_Directions for this task_.
Leave the pictures out. Return all other data exactly.

#####

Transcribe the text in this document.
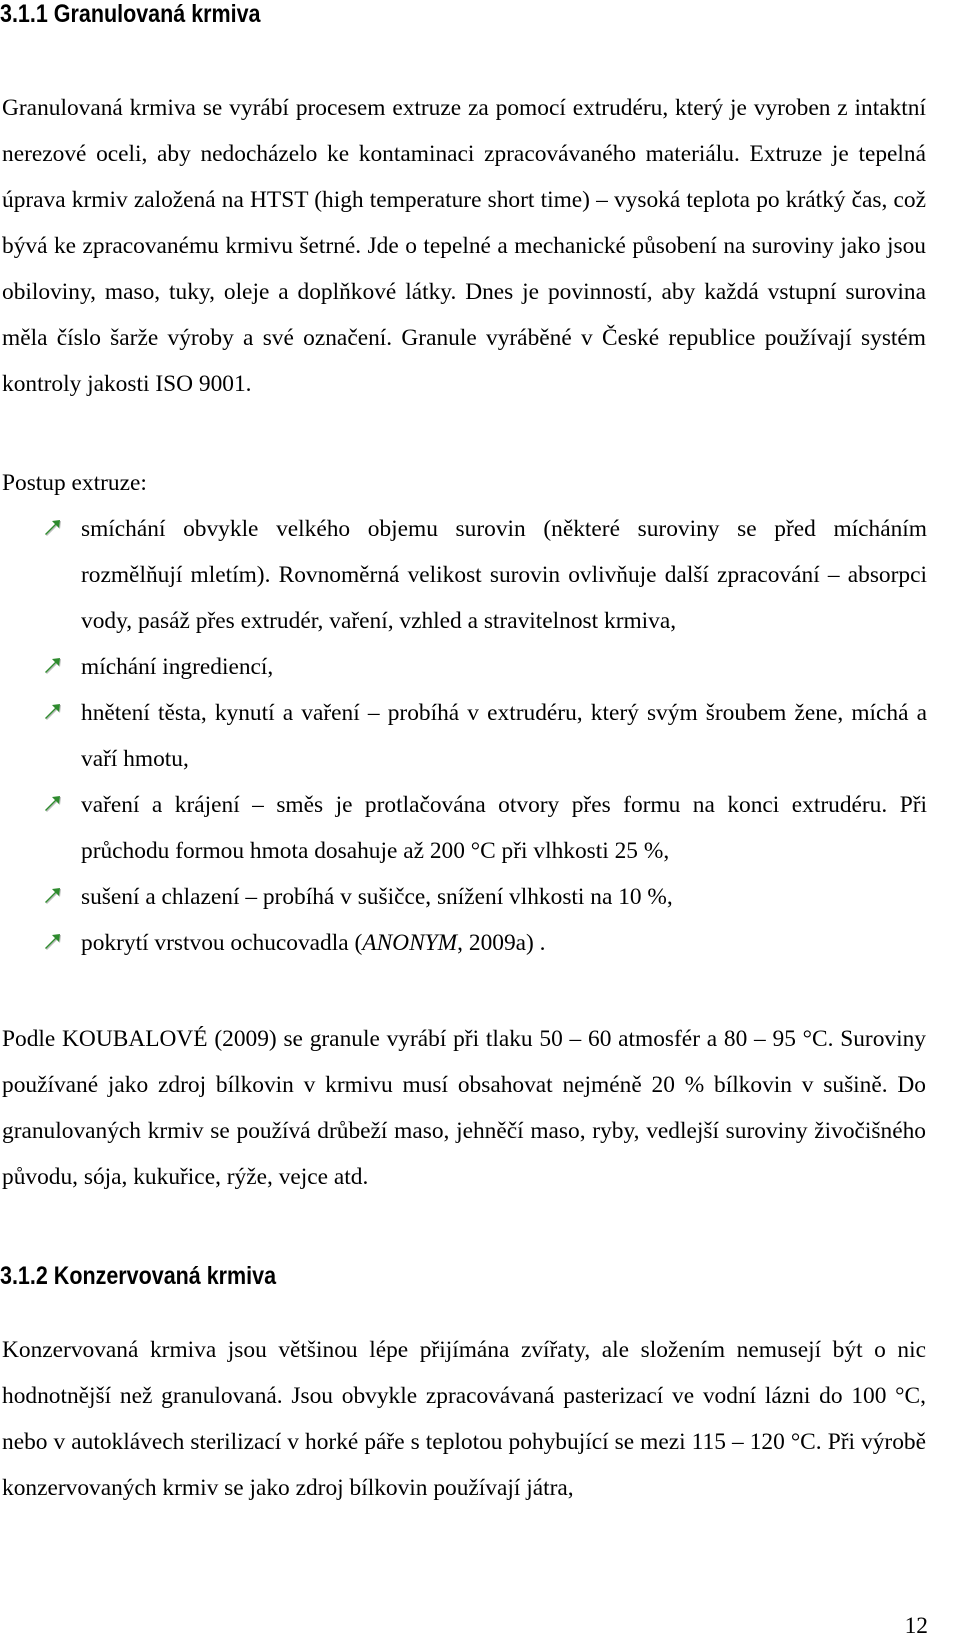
3.1.1 Granulovaná krmiva

Granulovaná krmiva se vyrábí procesem extruze za pomocí extrudéru, který je vyroben z intaktní nerezové oceli, aby nedocházelo ke kontaminaci zpracovávaného materiálu. Extruze je tepelná úprava krmiv založená na HTST (high temperature short time) – vysoká teplota po krátký čas, což bývá ke zpracovanému krmivu šetrné. Jde o tepelné a mechanické působení na suroviny jako jsou obiloviny, maso, tuky, oleje a doplňkové látky. Dnes je povinností, aby každá vstupní surovina měla číslo šarže výroby a své označení. Granule vyráběné v České republice používají systém kontroly jakosti ISO 9001.

Postup extruze:

smíchání obvykle velkého objemu surovin (některé suroviny se před mícháním rozmělňují mletím). Rovnoměrná velikost surovin ovlivňuje další zpracování – absorpci vody, pasáž přes extrudér, vaření, vzhled a stravitelnost krmiva,
míchání ingrediencí,
hnětení těsta, kynutí a vaření – probíhá v extrudéru, který svým šroubem žene, míchá a vaří hmotu,
vaření a krájení – směs je protlačována otvory přes formu na konci extrudéru. Při průchodu formou hmota dosahuje až 200 °C při vlhkosti 25 %,
sušení a chlazení – probíhá v sušičce, snížení vlhkosti na 10 %,
pokrytí vrstvou ochucovadla (ANONYM, 2009a) .

Podle KOUBALOVÉ (2009) se granule vyrábí při tlaku 50 – 60 atmosfér a 80 – 95 °C. Suroviny používané jako zdroj bílkovin v krmivu musí obsahovat nejméně 20 % bílkovin v sušině. Do granulovaných krmiv se používá drůbeží maso, jehněčí maso, ryby, vedlejší suroviny živočišného původu, sója, kukuřice, rýže, vejce atd.

3.1.2 Konzervovaná krmiva

Konzervovaná krmiva jsou většinou lépe přijímána zvířaty, ale složením nemusejí být o nic hodnotnější než granulovaná. Jsou obvykle zpracovávaná pasterizací ve vodní lázni do 100 °C, nebo v autoklávech sterilizací v horké páře s teplotou pohybující se mezi 115 – 120 °C. Při výrobě konzervovaných krmiv se jako zdroj bílkovin používají játra,

12
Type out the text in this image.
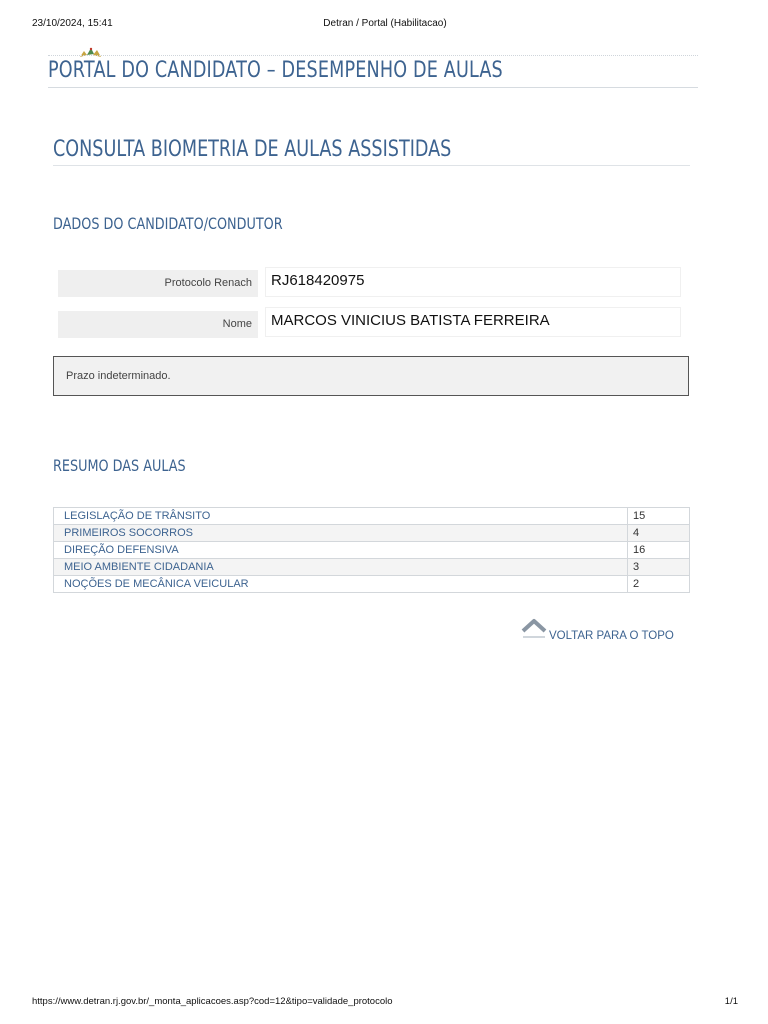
23/10/2024, 15:41	Detran / Portal (Habilitacao)
PORTAL DO CANDIDATO – DESEMPENHO DE AULAS
CONSULTA BIOMETRIA DE AULAS ASSISTIDAS
DADOS DO CANDIDATO/CONDUTOR
Protocolo Renach	RJ618420975
Nome	MARCOS VINICIUS BATISTA FERREIRA
Prazo indeterminado.
RESUMO DAS AULAS
LEGISLAÇÃO DE TRÂNSITO	15
PRIMEIROS SOCORROS	4
DIREÇÃO DEFENSIVA	16
MEIO AMBIENTE CIDADANIA	3
NOÇÕES DE MECÂNICA VEICULAR	2
VOLTAR PARA O TOPO
https://www.detran.rj.gov.br/_monta_aplicacoes.asp?cod=12&tipo=validade_protocolo	1/1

#####

_Task response_.
Transcribe the text in this document.
3.1.1 Granulovaná krmiva

Granulovaná krmiva se vyrábí procesem extruze za pomocí extrudéru, který je vyroben z intaktní nerezové oceli, aby nedocházelo ke kontaminaci zpracovávaného materiálu. Extruze je tepelná úprava krmiv založená na HTST (high temperature short time) – vysoká teplota po krátký čas, což bývá ke zpracovanému krmivu šetrné. Jde o tepelné a mechanické působení na suroviny jako jsou obiloviny, maso, tuky, oleje a doplňkové látky. Dnes je povinností, aby každá vstupní surovina měla číslo šarže výroby a své označení. Granule vyráběné v České republice používají systém kontroly jakosti ISO 9001.

Postup extruze:

smíchání obvykle velkého objemu surovin (některé suroviny se před mícháním rozmělňují mletím). Rovnoměrná velikost surovin ovlivňuje další zpracování – absorpci vody, pasáž přes extrudér, vaření, vzhled a stravitelnost krmiva,
míchání ingrediencí,
hnětení těsta, kynutí a vaření – probíhá v extrudéru, který svým šroubem žene, míchá a vaří hmotu,
vaření a krájení – směs je protlačována otvory přes formu na konci extrudéru. Při průchodu formou hmota dosahuje až 200 °C při vlhkosti 25 %,
sušení a chlazení – probíhá v sušičce, snížení vlhkosti na 10 %,
pokrytí vrstvou ochucovadla (ANONYM, 2009a) .

Podle KOUBALOVÉ (2009) se granule vyrábí při tlaku 50 – 60 atmosfér a 80 – 95 °C. Suroviny používané jako zdroj bílkovin v krmivu musí obsahovat nejméně 20 % bílkovin v sušině. Do granulovaných krmiv se používá drůbeží maso, jehněčí maso, ryby, vedlejší suroviny živočišného původu, sója, kukuřice, rýže, vejce atd.

3.1.2 Konzervovaná krmiva

Konzervovaná krmiva jsou většinou lépe přijímána zvířaty, ale složením nemusejí být o nic hodnotnější než granulovaná. Jsou obvykle zpracovávaná pasterizací ve vodní lázni do 100 °C, nebo v autoklávech sterilizací v horké páře s teplotou pohybující se mezi 115 – 120 °C. Při výrobě konzervovaných krmiv se jako zdroj bílkovin používají játra,

12
Type out the text in this image.
23/10/2024, 15:41	Detran / Portal (Habilitacao)
PORTAL DO CANDIDATO – DESEMPENHO DE AULAS
CONSULTA BIOMETRIA DE AULAS ASSISTIDAS
DADOS DO CANDIDATO/CONDUTOR
Protocolo Renach	RJ618420975
Nome	MARCOS VINICIUS BATISTA FERREIRA
Prazo indeterminado.
RESUMO DAS AULAS
LEGISLAÇÃO DE TRÂNSITO	15
PRIMEIROS SOCORROS	4
DIREÇÃO DEFENSIVA	16
MEIO AMBIENTE CIDADANIA	3
NOÇÕES DE MECÂNICA VEICULAR	2
VOLTAR PARA O TOPO
https://www.detran.rj.gov.br/_monta_aplicacoes.asp?cod=12&tipo=validade_protocolo	1/1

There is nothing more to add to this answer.